* What is expected:
Below are some records. Say how many of their lines contain the string "Zone", and give nothing but the number.

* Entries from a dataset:
^^^^^^^^^^^^^^^^

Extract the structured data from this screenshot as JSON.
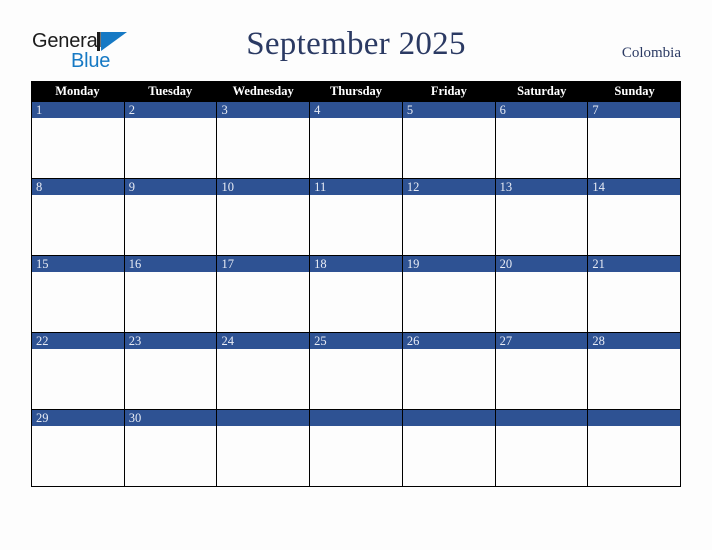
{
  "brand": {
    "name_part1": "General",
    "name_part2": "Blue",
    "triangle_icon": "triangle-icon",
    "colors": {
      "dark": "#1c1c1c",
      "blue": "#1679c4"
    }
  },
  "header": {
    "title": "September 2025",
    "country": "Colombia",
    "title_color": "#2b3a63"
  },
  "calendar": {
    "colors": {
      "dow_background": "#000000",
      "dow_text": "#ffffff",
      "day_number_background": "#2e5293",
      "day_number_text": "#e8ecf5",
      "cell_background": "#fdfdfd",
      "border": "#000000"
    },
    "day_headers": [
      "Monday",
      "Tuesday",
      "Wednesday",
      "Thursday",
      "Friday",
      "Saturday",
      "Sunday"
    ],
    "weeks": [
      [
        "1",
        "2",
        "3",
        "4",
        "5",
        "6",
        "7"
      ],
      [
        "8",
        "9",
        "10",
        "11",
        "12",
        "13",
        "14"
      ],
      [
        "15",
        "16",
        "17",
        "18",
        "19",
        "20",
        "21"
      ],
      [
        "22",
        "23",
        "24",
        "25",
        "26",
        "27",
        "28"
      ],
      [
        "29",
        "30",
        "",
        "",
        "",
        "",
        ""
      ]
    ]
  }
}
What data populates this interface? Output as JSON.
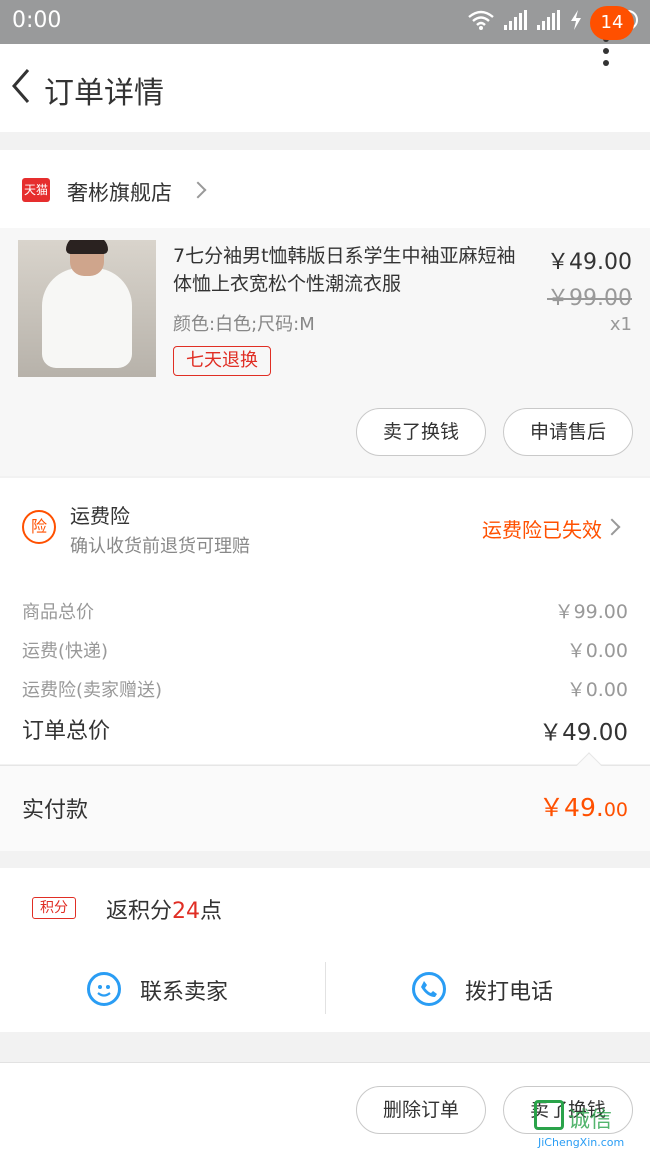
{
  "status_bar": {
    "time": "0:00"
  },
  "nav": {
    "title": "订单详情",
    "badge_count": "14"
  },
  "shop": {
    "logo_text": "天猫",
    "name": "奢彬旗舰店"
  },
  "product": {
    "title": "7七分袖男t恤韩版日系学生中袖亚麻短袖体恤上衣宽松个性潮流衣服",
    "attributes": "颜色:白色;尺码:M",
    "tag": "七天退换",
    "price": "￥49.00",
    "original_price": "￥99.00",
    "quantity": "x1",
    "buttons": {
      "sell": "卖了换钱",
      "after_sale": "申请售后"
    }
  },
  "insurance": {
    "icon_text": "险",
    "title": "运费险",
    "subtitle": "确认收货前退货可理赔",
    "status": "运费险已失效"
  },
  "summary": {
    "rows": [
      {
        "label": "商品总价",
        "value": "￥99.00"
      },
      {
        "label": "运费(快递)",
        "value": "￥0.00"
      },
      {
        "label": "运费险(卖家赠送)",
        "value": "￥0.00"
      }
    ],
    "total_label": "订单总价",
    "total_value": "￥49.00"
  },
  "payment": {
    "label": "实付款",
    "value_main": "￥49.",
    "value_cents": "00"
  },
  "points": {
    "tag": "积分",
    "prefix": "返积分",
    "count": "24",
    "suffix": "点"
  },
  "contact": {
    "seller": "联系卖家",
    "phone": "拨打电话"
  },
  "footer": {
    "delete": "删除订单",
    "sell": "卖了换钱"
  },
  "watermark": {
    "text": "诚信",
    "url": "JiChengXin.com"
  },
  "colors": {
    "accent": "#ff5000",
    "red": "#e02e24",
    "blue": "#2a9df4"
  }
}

^^^^^^^^^^^^^^^^

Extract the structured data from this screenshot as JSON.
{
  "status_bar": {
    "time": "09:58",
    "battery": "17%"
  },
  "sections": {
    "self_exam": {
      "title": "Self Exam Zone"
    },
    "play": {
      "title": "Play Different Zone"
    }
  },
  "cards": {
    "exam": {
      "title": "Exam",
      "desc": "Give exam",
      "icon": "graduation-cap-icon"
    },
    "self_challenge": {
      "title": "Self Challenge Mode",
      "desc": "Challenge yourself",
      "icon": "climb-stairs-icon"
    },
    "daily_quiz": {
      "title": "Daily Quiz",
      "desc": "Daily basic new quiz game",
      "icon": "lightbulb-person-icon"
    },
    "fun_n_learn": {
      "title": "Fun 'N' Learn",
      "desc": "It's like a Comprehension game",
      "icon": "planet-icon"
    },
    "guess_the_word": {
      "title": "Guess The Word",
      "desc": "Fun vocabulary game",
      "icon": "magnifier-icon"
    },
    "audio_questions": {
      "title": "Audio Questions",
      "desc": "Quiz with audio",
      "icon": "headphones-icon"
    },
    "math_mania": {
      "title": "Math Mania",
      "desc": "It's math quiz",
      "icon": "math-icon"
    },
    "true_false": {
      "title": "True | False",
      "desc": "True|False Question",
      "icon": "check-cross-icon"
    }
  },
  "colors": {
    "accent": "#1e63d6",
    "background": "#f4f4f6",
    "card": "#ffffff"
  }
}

^^^^^^^^^^^^^^^^

* Exercise answer:
2